◆ Job:
Please rewrite the items below, changing every "data-label" to "value-label" and leaving everything else unchanged.

◆ Extracted information:
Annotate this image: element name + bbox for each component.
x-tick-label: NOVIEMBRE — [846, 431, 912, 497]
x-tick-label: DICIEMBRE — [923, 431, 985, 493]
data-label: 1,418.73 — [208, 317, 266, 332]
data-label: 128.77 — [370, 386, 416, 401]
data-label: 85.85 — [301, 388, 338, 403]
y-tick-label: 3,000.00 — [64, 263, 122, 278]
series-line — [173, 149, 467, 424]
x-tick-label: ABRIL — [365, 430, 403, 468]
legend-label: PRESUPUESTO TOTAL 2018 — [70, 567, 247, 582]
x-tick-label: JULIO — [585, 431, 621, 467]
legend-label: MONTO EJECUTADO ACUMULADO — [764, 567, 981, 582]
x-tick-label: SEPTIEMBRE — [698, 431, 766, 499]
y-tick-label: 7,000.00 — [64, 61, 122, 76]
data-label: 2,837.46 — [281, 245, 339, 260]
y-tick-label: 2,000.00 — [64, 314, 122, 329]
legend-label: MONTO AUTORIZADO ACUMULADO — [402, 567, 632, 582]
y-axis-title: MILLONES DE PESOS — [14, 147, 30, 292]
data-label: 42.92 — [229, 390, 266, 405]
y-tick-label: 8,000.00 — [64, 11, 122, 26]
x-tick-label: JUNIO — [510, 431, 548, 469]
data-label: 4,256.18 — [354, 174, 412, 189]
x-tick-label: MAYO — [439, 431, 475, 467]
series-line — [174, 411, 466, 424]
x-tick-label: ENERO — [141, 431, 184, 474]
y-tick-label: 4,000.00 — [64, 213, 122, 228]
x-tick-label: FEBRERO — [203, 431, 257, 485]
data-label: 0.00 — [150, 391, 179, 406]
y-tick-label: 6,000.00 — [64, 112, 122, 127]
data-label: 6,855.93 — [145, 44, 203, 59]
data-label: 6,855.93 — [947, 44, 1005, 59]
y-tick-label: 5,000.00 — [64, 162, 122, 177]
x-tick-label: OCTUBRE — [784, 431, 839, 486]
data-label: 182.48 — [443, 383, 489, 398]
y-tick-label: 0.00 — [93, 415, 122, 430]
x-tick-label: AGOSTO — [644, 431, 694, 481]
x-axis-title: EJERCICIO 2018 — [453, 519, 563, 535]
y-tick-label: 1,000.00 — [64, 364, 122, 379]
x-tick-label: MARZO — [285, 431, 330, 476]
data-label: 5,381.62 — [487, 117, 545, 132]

◆ Solution to this task:
Annotate this image: element name + bbox for each component.
x-tick-label: NOVIEMBRE — [846, 431, 912, 497]
x-tick-label: DICIEMBRE — [923, 431, 985, 493]
value-label: 1,418.73 — [208, 317, 266, 332]
value-label: 128.77 — [370, 386, 416, 401]
value-label: 85.85 — [301, 388, 338, 403]
y-tick-label: 3,000.00 — [64, 263, 122, 278]
series-line — [173, 149, 467, 424]
x-tick-label: ABRIL — [365, 430, 403, 468]
legend-label: PRESUPUESTO TOTAL 2018 — [70, 567, 247, 582]
x-tick-label: JULIO — [585, 431, 621, 467]
legend-label: MONTO EJECUTADO ACUMULADO — [764, 567, 981, 582]
x-tick-label: SEPTIEMBRE — [698, 431, 766, 499]
y-tick-label: 7,000.00 — [64, 61, 122, 76]
value-label: 2,837.46 — [281, 245, 339, 260]
y-tick-label: 2,000.00 — [64, 314, 122, 329]
legend-label: MONTO AUTORIZADO ACUMULADO — [402, 567, 632, 582]
y-axis-title: MILLONES DE PESOS — [14, 147, 30, 292]
value-label: 42.92 — [229, 390, 266, 405]
y-tick-label: 8,000.00 — [64, 11, 122, 26]
x-tick-label: JUNIO — [510, 431, 548, 469]
value-label: 4,256.18 — [354, 174, 412, 189]
x-tick-label: MAYO — [439, 431, 475, 467]
series-line — [174, 411, 466, 424]
x-tick-label: ENERO — [141, 431, 184, 474]
y-tick-label: 4,000.00 — [64, 213, 122, 228]
x-tick-label: FEBRERO — [203, 431, 257, 485]
value-label: 0.00 — [150, 391, 179, 406]
y-tick-label: 6,000.00 — [64, 112, 122, 127]
value-label: 6,855.93 — [145, 44, 203, 59]
value-label: 6,855.93 — [947, 44, 1005, 59]
y-tick-label: 5,000.00 — [64, 162, 122, 177]
x-tick-label: OCTUBRE — [784, 431, 839, 486]
value-label: 182.48 — [443, 383, 489, 398]
y-tick-label: 0.00 — [93, 415, 122, 430]
x-tick-label: AGOSTO — [644, 431, 694, 481]
x-axis-title: EJERCICIO 2018 — [453, 519, 563, 535]
y-tick-label: 1,000.00 — [64, 364, 122, 379]
x-tick-label: MARZO — [285, 431, 330, 476]
value-label: 5,381.62 — [487, 117, 545, 132]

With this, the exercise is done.